## INPUT ROWS
-- START --

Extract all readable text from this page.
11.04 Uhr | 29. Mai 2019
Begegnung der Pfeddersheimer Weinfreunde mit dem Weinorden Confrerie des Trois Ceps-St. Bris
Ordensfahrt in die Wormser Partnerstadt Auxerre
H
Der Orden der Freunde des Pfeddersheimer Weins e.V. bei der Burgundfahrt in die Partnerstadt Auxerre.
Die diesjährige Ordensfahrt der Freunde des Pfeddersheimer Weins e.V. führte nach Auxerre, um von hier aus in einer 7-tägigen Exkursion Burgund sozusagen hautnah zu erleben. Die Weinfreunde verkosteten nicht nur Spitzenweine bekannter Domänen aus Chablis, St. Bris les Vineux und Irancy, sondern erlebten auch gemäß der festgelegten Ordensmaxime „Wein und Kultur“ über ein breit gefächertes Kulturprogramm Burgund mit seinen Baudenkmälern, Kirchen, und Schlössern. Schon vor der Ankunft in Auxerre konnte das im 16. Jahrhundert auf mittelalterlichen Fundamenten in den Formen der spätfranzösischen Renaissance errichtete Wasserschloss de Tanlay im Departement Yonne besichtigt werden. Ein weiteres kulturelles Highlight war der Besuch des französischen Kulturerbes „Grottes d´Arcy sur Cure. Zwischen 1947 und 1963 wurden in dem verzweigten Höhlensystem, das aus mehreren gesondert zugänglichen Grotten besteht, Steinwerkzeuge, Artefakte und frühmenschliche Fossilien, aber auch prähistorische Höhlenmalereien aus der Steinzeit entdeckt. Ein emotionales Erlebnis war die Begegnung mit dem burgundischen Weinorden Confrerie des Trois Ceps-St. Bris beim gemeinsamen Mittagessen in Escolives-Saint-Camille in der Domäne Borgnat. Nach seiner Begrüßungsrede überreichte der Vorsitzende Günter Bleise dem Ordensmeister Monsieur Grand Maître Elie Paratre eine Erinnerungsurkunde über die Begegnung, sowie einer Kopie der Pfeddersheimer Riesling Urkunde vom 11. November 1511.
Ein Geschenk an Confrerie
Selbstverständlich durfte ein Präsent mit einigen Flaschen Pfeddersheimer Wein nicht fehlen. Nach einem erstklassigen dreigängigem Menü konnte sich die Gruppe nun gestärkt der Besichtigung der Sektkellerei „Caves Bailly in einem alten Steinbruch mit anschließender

-- END --

## EXERCISE GOAL
Would you copy out each line exactly as written?

## RESULT OF THE EXERCISE
Extract all readable text from this page.
11.04 Uhr | 29. Mai 2019
Begegnung der Pfeddersheimer Weinfreunde mit dem Weinorden Confrerie des Trois Ceps-St. Bris
Ordensfahrt in die Wormser Partnerstadt Auxerre
H
Der Orden der Freunde des Pfeddersheimer Weins e.V. bei der Burgundfahrt in die Partnerstadt Auxerre.
Die diesjährige Ordensfahrt der Freunde des Pfeddersheimer Weins e.V. führte nach Auxerre, um von hier aus in einer 7-tägigen Exkursion Burgund sozusagen hautnah zu erleben. Die Weinfreunde verkosteten nicht nur Spitzenweine bekannter Domänen aus Chablis, St. Bris les Vineux und Irancy, sondern erlebten auch gemäß der festgelegten Ordensmaxime „Wein und Kultur“ über ein breit gefächertes Kulturprogramm Burgund mit seinen Baudenkmälern, Kirchen, und Schlössern. Schon vor der Ankunft in Auxerre konnte das im 16. Jahrhundert auf mittelalterlichen Fundamenten in den Formen der spätfranzösischen Renaissance errichtete Wasserschloss de Tanlay im Departement Yonne besichtigt werden. Ein weiteres kulturelles Highlight war der Besuch des französischen Kulturerbes „Grottes d´Arcy sur Cure. Zwischen 1947 und 1963 wurden in dem verzweigten Höhlensystem, das aus mehreren gesondert zugänglichen Grotten besteht, Steinwerkzeuge, Artefakte und frühmenschliche Fossilien, aber auch prähistorische Höhlenmalereien aus der Steinzeit entdeckt. Ein emotionales Erlebnis war die Begegnung mit dem burgundischen Weinorden Confrerie des Trois Ceps-St. Bris beim gemeinsamen Mittagessen in Escolives-Saint-Camille in der Domäne Borgnat. Nach seiner Begrüßungsrede überreichte der Vorsitzende Günter Bleise dem Ordensmeister Monsieur Grand Maître Elie Paratre eine Erinnerungsurkunde über die Begegnung, sowie einer Kopie der Pfeddersheimer Riesling Urkunde vom 11. November 1511.
Ein Geschenk an Confrerie
Selbstverständlich durfte ein Präsent mit einigen Flaschen Pfeddersheimer Wein nicht fehlen. Nach einem erstklassigen dreigängigem Menü konnte sich die Gruppe nun gestärkt der Besichtigung der Sektkellerei „Caves Bailly in einem alten Steinbruch mit anschließender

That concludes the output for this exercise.